PROBLEM DETAILS:
Only lines holding the string "false" are wanted; copy each one from the material.

BEGIN AVAILABLE RECORDS

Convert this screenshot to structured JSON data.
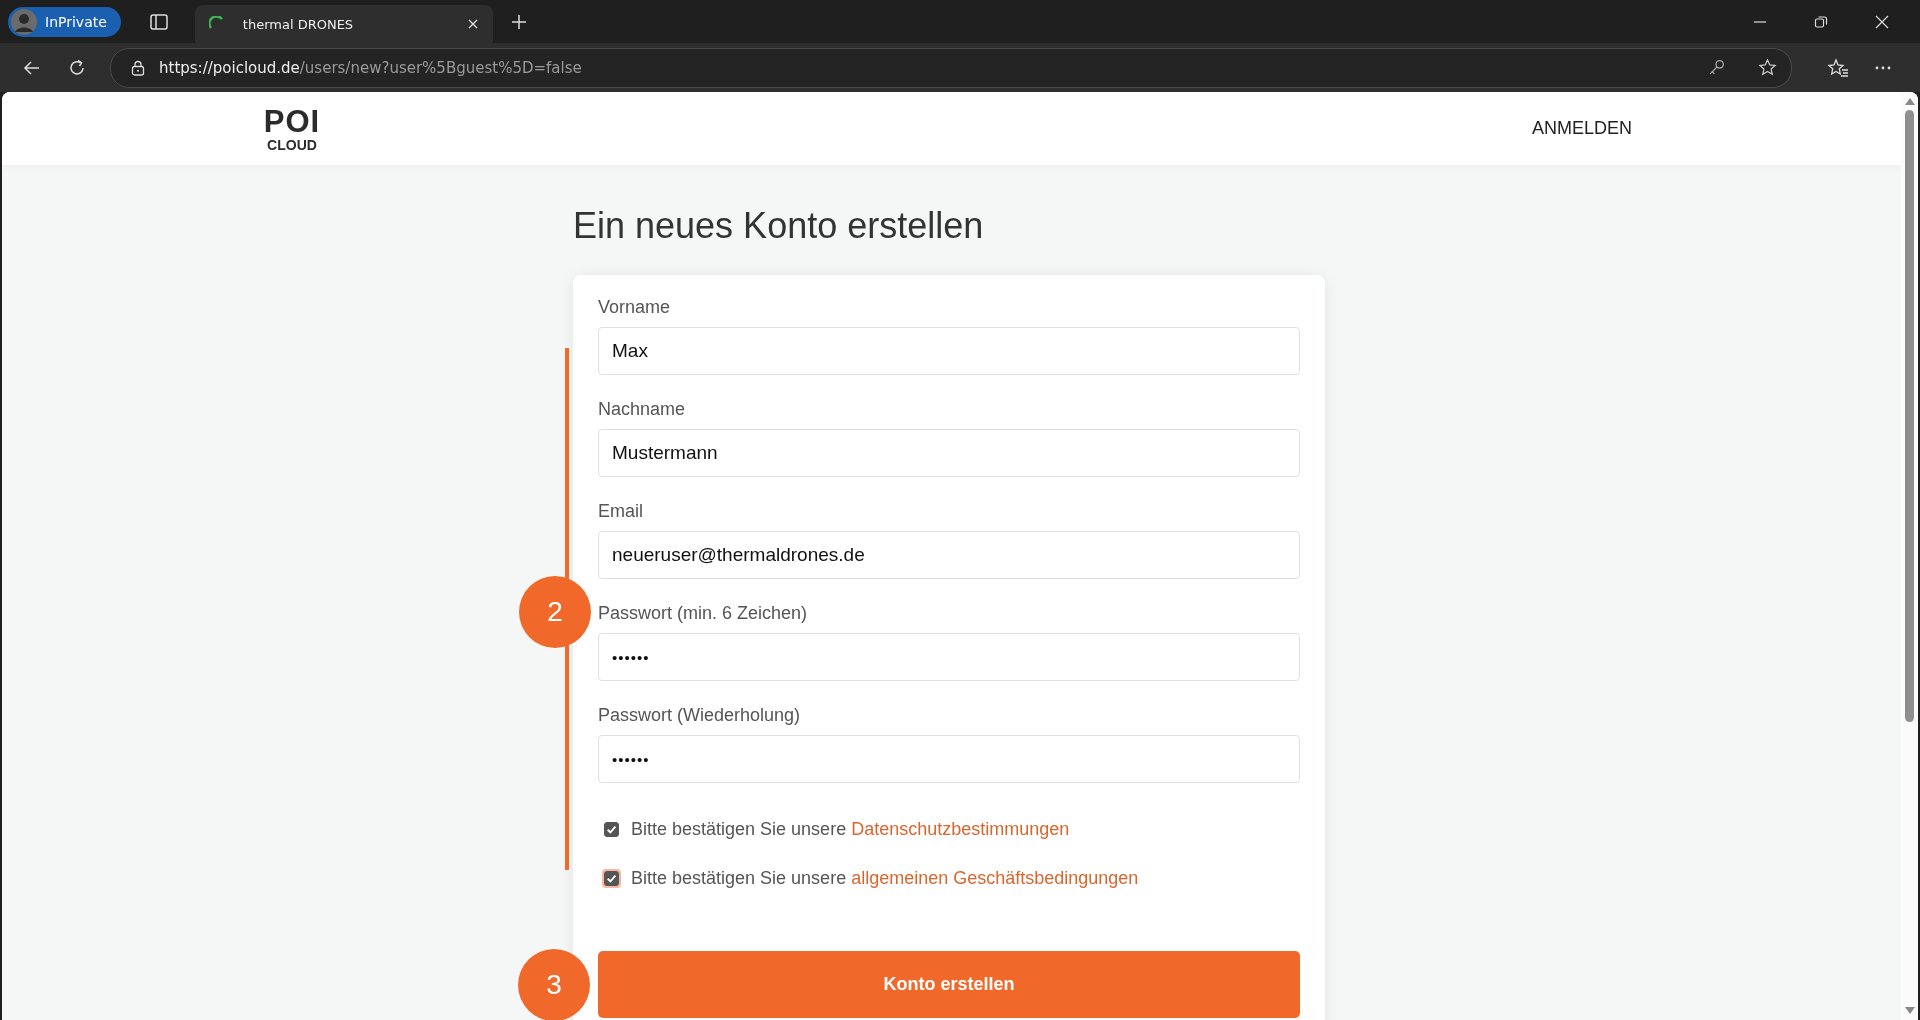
{
  "browser": {
    "profile": "InPrivate",
    "tab_title": "thermal DRONES",
    "url_host": "https://poicloud.de",
    "url_path": "/users/new?user%5Bguest%5D=false"
  },
  "header": {
    "logo_main": "POI",
    "logo_sub": "CLOUD",
    "nav_link": "ANMELDEN"
  },
  "title": "Ein neues Konto erstellen",
  "form_step": "2",
  "fields": [
    {
      "label": "Vorname",
      "value": "Max",
      "kind": "text"
    },
    {
      "label": "Nachname",
      "value": "Mustermann",
      "kind": "text"
    },
    {
      "label": "Email",
      "value": "neueruser@thermaldrones.de",
      "kind": "text"
    },
    {
      "label": "Passwort (min. 6 Zeichen)",
      "value": "••••••",
      "kind": "password"
    },
    {
      "label": "Passwort (Wiederholung)",
      "value": "••••••",
      "kind": "password"
    }
  ],
  "consents": [
    {
      "text": "Bitte bestätigen Sie unsere ",
      "link": "Datenschutzbestimmungen",
      "checked": true,
      "focused": false
    },
    {
      "text": "Bitte bestätigen Sie unsere ",
      "link": "allgemeinen Geschäftsbedingungen",
      "checked": true,
      "focused": true
    }
  ],
  "submit": {
    "label": "Konto erstellen",
    "step": "3"
  }
}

END AVAILABLE RECORDS

RIGHT ANSWER:
    "url_path": "/users/new?user%5Bguest%5D=false"
      "focused": false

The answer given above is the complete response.